# Selected passage:
---------------
Mr. Burton. But there is no outreach program. I mean, you
wait till they come to you with alternative or complementary or
new therapies or new--there is no program by FDA to reach out
to other facilities and other governments around the world that
may have tried a different approach that has been successful.
And I guess my question is: why is that? It seems to me that
that might be a resource that our health agencies haven't been
tapping. Why would you not talk to the people over in Germany,
or England, or France or other countries, Spain, where they
have had some very positive results with other therapies? Why
do you wait until they come to the United States and have to go
through the bureaucracy of the FDA?
Dr. Temple. Well, our bureaucracy with respect to studying
things is de minimis. It is very easy to get into clinical
trials, and someone has to want to do that.
Mr. Burton. I understand, but they have been in this
clinical trial mode since 1995. We are 6 years later. Hundreds
of thousands of people have died from colon cancer probably
during that time period. If there is a facility in Germany or
someplace else that has had some success with that, why isn't
there an outreach program that would eliminate a six or 7-year
delay while clinical trials are going on? Why would we not at
least try to find out about it?
Dr. Temple. I am not following that. This is how long it
has taken to develop C225.
Mr. Burton. He said that they started the clinical trials,
did you not say, in 1995?
Dr. Waksal. That is correct.
Mr. Burton. OK. 1995. It is 6 years. It takes a long time
for a drug to be improved even if the efficacy of it is proven.
It takes a while. It takes about 5 or 6 years. And so what I
am----
Dr. Temple. Wait, wait, wait. We have got to be sure we are
talking about the same thing.
Mr. Burton. Well, it takes that long----
Dr. Temple. No. They have been developing the data. They
have only treated 700 people in those 6 years. That is how long
it has taken them to get data on 700 people. The approval
process, once they submit the data to us, nowadays for a drug
that is so-called fast-tracked or priority review, is something
like 6 or 7 months. I know that for people who are impatient
and waiting, even that is long, but it is not 5 years. The time
it takes is to develop the data, and nobody knows how to do
that much faster than it gets done now. You have to accumulate
patients, and you have to start small and get larger and so on,
so that is what we do.
I have to say, if there are curative treatments for
colorectal cancer out there, and somebody is hiding them in a
clinic, that would be a really strange thing. I mean, it is a
dreadful disease----
Mr. Burton. No. I am not saying they are hiding in a
clinic, but they have had some success----
Dr. Temple. Well, how would we not know that? I mean, there
must be publications or something. Where is this drug? What
could it be that is curing colorectal cancer and nobody knows
about it? I am skeptical of the existence of those things.
Mr. Burton. But there is no communication outreach program
from FDA to other governments and other facilities around the
world.
Dr. Temple. We are trying to encourage study of any drug
that is marketed in other countries for cancer. We are
interested in them and have explored how to get it studied. And
there are a few drugs that are approved abroad that are under
study.
---------------
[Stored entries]
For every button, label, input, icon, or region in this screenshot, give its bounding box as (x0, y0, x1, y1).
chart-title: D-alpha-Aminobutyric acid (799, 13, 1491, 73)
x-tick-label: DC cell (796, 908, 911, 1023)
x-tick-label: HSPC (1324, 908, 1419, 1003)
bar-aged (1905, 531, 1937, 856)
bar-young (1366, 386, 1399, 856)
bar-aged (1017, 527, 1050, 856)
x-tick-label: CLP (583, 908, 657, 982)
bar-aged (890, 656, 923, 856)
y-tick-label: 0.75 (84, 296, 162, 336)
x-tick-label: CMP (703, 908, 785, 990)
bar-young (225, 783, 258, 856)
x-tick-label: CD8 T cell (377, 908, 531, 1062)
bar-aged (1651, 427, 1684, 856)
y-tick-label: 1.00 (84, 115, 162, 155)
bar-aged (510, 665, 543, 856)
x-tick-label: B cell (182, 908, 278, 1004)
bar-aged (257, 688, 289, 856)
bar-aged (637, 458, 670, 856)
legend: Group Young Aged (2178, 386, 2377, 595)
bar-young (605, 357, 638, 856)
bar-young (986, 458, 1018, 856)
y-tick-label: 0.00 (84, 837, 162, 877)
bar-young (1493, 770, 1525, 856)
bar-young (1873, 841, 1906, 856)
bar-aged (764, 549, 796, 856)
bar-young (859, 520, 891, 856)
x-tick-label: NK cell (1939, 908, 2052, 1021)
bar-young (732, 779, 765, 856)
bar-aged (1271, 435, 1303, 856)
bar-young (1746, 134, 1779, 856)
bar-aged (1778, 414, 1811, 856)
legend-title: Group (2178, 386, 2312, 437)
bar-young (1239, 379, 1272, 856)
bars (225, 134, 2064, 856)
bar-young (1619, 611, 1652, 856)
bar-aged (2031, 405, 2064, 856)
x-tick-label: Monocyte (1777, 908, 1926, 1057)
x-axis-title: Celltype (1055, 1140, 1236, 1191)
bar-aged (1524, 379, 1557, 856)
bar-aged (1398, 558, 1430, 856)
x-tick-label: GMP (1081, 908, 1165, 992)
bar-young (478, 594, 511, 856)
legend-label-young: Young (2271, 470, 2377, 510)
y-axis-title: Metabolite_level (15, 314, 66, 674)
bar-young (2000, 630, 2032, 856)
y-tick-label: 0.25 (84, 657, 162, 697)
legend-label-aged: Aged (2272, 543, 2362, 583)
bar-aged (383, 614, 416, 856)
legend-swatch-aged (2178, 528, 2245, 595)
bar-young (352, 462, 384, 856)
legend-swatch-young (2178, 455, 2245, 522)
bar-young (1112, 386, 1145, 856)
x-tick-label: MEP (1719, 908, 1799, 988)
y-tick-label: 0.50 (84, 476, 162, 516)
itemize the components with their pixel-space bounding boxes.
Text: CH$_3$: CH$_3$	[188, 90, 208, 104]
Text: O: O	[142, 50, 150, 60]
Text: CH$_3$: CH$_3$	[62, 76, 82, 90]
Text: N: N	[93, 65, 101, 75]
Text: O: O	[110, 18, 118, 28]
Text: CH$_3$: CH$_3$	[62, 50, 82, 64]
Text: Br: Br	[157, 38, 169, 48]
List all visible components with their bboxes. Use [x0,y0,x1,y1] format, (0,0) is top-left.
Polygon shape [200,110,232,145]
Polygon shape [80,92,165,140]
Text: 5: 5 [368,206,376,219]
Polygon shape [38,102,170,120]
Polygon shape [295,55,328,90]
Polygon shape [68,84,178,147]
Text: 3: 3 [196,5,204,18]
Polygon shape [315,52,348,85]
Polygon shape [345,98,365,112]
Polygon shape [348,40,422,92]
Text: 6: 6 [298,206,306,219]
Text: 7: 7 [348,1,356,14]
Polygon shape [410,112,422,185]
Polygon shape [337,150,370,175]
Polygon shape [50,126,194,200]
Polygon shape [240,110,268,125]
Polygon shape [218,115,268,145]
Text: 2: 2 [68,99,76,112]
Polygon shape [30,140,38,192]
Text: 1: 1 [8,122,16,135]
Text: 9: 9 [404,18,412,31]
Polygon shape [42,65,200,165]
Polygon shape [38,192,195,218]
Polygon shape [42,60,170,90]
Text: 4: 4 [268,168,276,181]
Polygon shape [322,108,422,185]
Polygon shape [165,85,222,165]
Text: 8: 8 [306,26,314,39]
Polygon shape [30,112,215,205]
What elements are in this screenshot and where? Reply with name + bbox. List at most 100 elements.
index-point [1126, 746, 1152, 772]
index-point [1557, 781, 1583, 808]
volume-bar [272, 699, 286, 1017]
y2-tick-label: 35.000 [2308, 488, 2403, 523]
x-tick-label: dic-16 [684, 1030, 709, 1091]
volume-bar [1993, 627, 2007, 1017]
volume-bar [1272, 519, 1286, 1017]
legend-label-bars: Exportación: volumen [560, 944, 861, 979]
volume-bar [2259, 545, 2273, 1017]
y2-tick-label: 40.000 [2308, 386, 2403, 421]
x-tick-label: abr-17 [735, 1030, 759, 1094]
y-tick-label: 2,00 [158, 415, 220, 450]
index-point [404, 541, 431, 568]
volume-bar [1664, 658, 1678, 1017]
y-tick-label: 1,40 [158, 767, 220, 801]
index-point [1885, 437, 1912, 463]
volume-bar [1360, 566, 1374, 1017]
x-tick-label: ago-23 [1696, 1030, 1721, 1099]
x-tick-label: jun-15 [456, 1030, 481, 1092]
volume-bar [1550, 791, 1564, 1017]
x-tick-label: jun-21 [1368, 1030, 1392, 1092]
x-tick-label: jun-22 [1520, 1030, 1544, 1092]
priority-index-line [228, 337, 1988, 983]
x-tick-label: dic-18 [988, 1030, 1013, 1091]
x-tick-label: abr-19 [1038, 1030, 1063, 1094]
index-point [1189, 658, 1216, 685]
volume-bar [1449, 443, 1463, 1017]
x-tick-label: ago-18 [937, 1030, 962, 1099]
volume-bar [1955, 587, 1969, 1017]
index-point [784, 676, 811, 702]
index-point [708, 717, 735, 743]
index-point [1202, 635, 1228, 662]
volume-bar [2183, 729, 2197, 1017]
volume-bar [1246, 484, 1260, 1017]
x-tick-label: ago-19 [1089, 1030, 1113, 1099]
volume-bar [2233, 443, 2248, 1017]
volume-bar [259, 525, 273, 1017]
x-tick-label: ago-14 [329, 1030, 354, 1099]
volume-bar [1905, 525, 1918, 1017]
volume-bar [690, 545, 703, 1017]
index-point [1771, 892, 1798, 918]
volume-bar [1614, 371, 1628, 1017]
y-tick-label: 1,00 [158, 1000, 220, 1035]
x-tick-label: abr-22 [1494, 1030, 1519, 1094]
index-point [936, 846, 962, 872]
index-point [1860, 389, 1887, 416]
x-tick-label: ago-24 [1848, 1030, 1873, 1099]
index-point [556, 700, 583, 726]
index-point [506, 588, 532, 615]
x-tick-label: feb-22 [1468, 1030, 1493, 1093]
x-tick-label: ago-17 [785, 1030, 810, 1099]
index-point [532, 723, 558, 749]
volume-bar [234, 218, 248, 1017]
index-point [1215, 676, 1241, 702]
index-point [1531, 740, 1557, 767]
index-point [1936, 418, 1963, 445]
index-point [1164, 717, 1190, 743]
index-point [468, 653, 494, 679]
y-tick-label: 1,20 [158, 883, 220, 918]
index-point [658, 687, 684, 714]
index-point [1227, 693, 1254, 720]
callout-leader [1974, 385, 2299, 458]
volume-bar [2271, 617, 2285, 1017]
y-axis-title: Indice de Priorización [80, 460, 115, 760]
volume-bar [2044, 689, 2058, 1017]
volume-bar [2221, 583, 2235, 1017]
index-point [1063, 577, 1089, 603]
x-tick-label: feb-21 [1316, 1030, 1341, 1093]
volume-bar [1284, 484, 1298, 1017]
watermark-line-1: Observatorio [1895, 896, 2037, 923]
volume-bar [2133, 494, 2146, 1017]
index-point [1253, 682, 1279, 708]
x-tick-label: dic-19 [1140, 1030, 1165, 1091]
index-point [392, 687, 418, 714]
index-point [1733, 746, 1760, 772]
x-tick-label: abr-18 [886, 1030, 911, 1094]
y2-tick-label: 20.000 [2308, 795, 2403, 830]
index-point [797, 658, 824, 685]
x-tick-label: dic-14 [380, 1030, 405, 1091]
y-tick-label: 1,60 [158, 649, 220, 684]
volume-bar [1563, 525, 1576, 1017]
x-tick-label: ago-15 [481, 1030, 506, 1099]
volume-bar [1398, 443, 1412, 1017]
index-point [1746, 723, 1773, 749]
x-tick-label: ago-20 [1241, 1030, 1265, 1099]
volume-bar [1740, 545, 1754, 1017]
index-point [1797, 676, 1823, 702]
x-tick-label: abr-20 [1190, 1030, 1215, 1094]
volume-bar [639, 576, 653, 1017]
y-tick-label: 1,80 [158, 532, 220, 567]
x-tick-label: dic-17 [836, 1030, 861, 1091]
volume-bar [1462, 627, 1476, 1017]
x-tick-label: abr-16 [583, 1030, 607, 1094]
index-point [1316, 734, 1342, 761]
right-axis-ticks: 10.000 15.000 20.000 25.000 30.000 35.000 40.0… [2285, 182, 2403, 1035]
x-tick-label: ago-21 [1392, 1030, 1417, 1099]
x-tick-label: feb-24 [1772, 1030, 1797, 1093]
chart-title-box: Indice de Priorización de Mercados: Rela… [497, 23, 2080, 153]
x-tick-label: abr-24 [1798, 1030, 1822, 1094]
---------------
According to the hearing transcript above, how many people had been treated during the six years of developing C225?

700 people.